═════ Data for this exercise ═════

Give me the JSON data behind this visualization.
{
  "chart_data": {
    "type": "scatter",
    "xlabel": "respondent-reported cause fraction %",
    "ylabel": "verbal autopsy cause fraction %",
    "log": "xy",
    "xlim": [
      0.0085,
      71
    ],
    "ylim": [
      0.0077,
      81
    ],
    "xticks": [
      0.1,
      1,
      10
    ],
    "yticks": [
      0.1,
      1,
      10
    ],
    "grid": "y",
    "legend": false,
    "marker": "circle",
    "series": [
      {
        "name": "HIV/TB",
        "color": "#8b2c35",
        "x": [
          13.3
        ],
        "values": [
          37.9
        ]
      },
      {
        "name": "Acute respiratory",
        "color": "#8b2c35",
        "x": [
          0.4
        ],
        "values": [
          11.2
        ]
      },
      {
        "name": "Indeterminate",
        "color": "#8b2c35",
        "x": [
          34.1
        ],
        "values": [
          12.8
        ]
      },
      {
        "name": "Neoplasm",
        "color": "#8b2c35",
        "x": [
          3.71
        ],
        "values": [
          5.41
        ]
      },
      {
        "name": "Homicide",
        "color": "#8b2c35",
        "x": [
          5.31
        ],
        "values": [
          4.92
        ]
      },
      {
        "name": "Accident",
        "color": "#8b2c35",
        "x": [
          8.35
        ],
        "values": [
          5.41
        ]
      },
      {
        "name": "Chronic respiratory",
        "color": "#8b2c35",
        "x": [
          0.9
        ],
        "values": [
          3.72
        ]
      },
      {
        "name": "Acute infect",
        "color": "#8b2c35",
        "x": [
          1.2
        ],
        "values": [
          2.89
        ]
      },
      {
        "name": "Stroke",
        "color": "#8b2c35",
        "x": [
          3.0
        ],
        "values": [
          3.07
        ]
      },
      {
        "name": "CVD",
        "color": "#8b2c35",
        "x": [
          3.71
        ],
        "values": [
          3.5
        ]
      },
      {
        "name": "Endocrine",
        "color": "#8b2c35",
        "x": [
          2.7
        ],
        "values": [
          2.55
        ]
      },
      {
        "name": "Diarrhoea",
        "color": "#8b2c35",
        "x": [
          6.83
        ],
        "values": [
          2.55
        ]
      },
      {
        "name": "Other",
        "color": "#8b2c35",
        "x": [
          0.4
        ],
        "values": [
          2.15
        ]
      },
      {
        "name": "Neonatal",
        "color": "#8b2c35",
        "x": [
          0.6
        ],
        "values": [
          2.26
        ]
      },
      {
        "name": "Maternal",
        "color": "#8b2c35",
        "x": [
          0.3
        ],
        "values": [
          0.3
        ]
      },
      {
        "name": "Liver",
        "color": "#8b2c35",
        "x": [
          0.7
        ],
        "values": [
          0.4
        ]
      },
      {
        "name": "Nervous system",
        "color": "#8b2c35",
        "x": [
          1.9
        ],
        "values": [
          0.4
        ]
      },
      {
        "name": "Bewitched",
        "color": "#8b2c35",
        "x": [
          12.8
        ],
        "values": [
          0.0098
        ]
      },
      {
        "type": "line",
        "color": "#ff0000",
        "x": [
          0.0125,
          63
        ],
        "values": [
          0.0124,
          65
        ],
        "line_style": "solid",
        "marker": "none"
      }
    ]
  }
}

═════

Task objective: Extract the data exactly as given.

Result for this task:
Give me the JSON data behind this visualization.
{
  "chart_data": {
    "type": "scatter",
    "xlabel": "respondent-reported cause fraction %",
    "ylabel": "verbal autopsy cause fraction %",
    "log": "xy",
    "xlim": [
      0.0085,
      71
    ],
    "ylim": [
      0.0077,
      81
    ],
    "xticks": [
      0.1,
      1,
      10
    ],
    "yticks": [
      0.1,
      1,
      10
    ],
    "grid": "y",
    "legend": false,
    "marker": "circle",
    "series": [
      {
        "name": "HIV/TB",
        "color": "#8b2c35",
        "x": [
          13.3
        ],
        "values": [
          37.9
        ]
      },
      {
        "name": "Acute respiratory",
        "color": "#8b2c35",
        "x": [
          0.4
        ],
        "values": [
          11.2
        ]
      },
      {
        "name": "Indeterminate",
        "color": "#8b2c35",
        "x": [
          34.1
        ],
        "values": [
          12.8
        ]
      },
      {
        "name": "Neoplasm",
        "color": "#8b2c35",
        "x": [
          3.71
        ],
        "values": [
          5.41
        ]
      },
      {
        "name": "Homicide",
        "color": "#8b2c35",
        "x": [
          5.31
        ],
        "values": [
          4.92
        ]
      },
      {
        "name": "Accident",
        "color": "#8b2c35",
        "x": [
          8.35
        ],
        "values": [
          5.41
        ]
      },
      {
        "name": "Chronic respiratory",
        "color": "#8b2c35",
        "x": [
          0.9
        ],
        "values": [
          3.72
        ]
      },
      {
        "name": "Acute infect",
        "color": "#8b2c35",
        "x": [
          1.2
        ],
        "values": [
          2.89
        ]
      },
      {
        "name": "Stroke",
        "color": "#8b2c35",
        "x": [
          3.0
        ],
        "values": [
          3.07
        ]
      },
      {
        "name": "CVD",
        "color": "#8b2c35",
        "x": [
          3.71
        ],
        "values": [
          3.5
        ]
      },
      {
        "name": "Endocrine",
        "color": "#8b2c35",
        "x": [
          2.7
        ],
        "values": [
          2.55
        ]
      },
      {
        "name": "Diarrhoea",
        "color": "#8b2c35",
        "x": [
          6.83
        ],
        "values": [
          2.55
        ]
      },
      {
        "name": "Other",
        "color": "#8b2c35",
        "x": [
          0.4
        ],
        "values": [
          2.15
        ]
      },
      {
        "name": "Neonatal",
        "color": "#8b2c35",
        "x": [
          0.6
        ],
        "values": [
          2.26
        ]
      },
      {
        "name": "Maternal",
        "color": "#8b2c35",
        "x": [
          0.3
        ],
        "values": [
          0.3
        ]
      },
      {
        "name": "Liver",
        "color": "#8b2c35",
        "x": [
          0.7
        ],
        "values": [
          0.4
        ]
      },
      {
        "name": "Nervous system",
        "color": "#8b2c35",
        "x": [
          1.9
        ],
        "values": [
          0.4
        ]
      },
      {
        "name": "Bewitched",
        "color": "#8b2c35",
        "x": [
          12.8
        ],
        "values": [
          0.0098
        ]
      },
      {
        "type": "line",
        "color": "#ff0000",
        "x": [
          0.0125,
          63
        ],
        "values": [
          0.0124,
          65
        ],
        "line_style": "solid",
        "marker": "none"
      }
    ]
  }
}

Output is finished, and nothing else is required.